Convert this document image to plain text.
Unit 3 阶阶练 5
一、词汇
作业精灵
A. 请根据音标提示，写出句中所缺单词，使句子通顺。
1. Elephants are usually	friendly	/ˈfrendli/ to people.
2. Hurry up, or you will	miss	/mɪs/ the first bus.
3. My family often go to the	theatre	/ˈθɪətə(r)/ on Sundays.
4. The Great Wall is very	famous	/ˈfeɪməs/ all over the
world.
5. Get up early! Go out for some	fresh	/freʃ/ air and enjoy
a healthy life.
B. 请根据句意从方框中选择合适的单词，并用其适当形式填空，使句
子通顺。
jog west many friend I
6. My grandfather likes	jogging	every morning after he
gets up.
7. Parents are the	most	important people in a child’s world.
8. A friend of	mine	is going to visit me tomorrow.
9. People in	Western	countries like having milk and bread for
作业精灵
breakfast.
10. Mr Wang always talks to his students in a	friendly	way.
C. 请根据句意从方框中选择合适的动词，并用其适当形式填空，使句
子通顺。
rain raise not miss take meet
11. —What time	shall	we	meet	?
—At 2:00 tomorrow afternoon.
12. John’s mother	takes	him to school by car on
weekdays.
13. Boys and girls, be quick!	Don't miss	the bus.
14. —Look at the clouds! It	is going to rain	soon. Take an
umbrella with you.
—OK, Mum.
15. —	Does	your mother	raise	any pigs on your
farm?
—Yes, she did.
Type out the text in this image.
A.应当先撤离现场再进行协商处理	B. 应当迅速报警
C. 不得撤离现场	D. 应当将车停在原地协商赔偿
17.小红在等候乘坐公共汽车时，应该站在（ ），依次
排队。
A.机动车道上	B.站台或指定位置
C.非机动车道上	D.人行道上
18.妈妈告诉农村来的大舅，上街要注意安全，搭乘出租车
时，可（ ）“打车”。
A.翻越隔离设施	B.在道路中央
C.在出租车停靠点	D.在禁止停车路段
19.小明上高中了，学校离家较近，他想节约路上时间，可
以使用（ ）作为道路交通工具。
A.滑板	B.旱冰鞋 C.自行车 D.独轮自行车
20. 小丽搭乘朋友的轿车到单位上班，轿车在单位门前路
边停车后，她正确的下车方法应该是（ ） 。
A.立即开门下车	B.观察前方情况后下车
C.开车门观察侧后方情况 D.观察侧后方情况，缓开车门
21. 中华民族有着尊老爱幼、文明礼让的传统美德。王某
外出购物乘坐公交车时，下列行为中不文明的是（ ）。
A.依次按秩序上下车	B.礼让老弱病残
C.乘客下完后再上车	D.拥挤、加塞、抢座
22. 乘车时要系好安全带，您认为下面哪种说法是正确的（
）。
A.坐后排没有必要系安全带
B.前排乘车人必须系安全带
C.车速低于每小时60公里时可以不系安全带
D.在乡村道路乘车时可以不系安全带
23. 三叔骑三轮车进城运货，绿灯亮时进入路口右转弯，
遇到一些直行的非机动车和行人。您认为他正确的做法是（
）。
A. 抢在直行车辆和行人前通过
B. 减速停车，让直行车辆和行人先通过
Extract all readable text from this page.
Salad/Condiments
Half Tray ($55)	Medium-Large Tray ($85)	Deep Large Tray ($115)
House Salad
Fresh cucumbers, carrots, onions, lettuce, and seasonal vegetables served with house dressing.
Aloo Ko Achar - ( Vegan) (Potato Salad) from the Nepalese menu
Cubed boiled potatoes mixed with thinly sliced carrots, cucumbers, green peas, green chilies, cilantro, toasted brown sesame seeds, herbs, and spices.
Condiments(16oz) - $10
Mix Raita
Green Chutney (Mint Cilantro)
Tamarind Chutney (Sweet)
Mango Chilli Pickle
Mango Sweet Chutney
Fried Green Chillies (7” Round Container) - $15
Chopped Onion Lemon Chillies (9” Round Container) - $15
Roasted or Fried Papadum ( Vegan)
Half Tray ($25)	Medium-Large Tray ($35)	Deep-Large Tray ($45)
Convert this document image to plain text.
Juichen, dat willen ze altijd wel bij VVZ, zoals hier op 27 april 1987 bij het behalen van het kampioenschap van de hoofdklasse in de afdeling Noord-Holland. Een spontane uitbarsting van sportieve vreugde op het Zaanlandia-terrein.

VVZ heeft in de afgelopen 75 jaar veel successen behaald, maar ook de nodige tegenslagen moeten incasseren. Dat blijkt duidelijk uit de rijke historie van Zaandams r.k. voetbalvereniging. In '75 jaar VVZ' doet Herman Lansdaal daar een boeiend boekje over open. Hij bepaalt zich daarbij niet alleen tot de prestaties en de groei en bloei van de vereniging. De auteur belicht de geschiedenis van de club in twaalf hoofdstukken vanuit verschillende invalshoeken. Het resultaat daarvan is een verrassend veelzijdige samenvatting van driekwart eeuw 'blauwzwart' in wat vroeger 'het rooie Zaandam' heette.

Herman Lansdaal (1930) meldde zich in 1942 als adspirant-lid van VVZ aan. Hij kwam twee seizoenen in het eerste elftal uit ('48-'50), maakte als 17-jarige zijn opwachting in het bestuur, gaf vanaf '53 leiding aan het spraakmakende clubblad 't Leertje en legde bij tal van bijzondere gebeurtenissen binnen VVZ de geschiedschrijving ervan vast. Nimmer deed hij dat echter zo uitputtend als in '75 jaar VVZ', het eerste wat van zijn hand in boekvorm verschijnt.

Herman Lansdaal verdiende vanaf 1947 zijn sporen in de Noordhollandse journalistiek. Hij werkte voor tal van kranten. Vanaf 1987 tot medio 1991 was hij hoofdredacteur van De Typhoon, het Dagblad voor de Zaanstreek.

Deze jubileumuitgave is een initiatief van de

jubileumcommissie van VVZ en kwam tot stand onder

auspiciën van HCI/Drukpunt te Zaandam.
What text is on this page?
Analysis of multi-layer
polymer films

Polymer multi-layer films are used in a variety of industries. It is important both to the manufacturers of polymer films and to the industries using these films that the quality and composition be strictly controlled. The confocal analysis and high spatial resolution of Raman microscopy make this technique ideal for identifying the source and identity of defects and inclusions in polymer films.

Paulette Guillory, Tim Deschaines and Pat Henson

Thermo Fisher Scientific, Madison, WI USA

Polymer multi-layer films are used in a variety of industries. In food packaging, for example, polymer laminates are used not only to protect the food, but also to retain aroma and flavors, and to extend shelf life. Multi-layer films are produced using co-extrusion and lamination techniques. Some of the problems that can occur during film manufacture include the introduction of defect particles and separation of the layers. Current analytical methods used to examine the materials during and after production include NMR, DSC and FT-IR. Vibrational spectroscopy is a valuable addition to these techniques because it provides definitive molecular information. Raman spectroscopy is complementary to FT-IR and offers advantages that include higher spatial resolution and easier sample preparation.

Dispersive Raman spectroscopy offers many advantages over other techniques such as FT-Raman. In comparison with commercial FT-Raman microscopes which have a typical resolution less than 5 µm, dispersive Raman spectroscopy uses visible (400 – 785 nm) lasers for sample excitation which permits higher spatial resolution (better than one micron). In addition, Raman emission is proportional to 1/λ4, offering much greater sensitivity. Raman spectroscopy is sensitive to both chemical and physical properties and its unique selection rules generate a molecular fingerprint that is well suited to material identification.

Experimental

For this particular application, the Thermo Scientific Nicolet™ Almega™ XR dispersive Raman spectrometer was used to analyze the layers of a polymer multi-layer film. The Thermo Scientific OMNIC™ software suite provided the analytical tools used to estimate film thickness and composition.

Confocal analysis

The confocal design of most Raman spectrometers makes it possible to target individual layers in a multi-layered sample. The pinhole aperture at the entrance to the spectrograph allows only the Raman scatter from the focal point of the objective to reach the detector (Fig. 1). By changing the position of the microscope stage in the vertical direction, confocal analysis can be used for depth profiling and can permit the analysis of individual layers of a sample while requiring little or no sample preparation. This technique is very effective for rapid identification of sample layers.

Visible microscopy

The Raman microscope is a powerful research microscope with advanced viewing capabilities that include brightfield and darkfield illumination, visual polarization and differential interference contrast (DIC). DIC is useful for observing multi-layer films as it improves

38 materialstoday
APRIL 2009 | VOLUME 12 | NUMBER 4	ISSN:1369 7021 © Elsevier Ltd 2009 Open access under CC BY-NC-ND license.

####

Filter the data, keeping only the lines that contain "Mango".

Mango Chilli Pickle
Mango Sweet Chutney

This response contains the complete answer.